DOCUMENT PASSAGE:
- - - - -

The Classic FM Hall of Fame is an annual compilation of the most popular 300 classical works as polled by listeners of Classic FM through a public vote. With more than 200,000 voters, each choosing their three favourites in order of preference, Classic FM claim their Hall of Fame is the world's most comprehensive poll of classical music tastes.

The chart countdown is traditionally broadcast over the Easter weekend, extended by public holidays in the UK, since the event began in 1996.

The compilation is notable for featuring a wide variety of classical works. Pieces by composers such as Elgar and Beethoven feature alongside works by contemporary composers such as Karl Jenkins and Ludovico Einaudi. Movie soundtracks by John Williams, John Barry and Ennio Morricone are also regular features of the chart. And, for the first time in 2012, the chart featured two original works from video game soundtracks.

In 2015, 12 pieces of music from video game soundtracks were voted into Classic FM's top 300 chart.

Current top twenty
The current top twenty was revealed on 18 April 2022.

 1. Ralph Vaughan Williams – The Lark Ascending
 2. Sergei Rachmaninoff – Piano Concerto No. 2
 3. Ralph Vaughan Williams – Fantasia on a Theme by Thomas Tallis
 4. Debbie Wiseman – The Glorious Garden
 5. Edward Elgar – Enigma Variations
 6. Gustav Holst – The Planets
 7. Ludwig van Beethoven – Piano Concerto No. 5 ('Emperor')

- - - - -

[Data extracted from a collection]

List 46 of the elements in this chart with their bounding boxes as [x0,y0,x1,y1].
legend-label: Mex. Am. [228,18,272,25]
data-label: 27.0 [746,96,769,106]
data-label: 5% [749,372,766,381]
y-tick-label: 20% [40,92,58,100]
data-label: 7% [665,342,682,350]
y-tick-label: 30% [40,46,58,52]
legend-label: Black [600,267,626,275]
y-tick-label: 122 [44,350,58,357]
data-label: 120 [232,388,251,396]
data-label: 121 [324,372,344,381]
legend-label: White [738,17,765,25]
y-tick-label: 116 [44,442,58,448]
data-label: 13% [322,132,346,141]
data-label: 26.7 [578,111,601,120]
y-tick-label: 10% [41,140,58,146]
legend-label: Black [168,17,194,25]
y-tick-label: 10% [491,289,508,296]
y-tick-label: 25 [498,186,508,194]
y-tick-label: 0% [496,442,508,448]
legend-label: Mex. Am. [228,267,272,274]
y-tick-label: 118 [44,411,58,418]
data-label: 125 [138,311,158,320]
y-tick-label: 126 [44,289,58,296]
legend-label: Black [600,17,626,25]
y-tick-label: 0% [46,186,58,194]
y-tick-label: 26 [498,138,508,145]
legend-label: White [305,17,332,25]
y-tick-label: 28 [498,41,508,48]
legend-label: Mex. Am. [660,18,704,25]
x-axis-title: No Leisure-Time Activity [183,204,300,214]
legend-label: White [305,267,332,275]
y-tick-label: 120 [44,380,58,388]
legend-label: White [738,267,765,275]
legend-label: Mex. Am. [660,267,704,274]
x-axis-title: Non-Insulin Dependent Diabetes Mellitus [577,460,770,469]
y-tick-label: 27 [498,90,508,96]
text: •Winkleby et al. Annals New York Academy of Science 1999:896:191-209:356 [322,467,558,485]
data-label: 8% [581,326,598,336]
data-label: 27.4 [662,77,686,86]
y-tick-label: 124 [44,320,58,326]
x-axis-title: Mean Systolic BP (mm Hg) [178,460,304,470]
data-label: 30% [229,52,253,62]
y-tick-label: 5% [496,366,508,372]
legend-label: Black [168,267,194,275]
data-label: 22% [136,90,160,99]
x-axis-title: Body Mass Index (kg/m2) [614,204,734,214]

- - - - -

SET PROBLEM: Reproduce word for word the passage of the Classic FM Hall of Fame text starting at "The Classic FM" and ending at "began in 1996.". These rows bear no relation to the Classic FM Hall of Fame text.

WRITTEN ANSWER:
The Classic FM Hall of Fame is an annual compilation of the most popular 300 classical works as polled by listeners of Classic FM through a public vote. With more than 200,000 voters, each choosing their three favourites in order of preference, Classic FM claim their Hall of Fame is the world's most comprehensive poll of classical music tastes.

The chart countdown is traditionally broadcast over the Easter weekend, extended by public holidays in the UK, since the event began in 1996.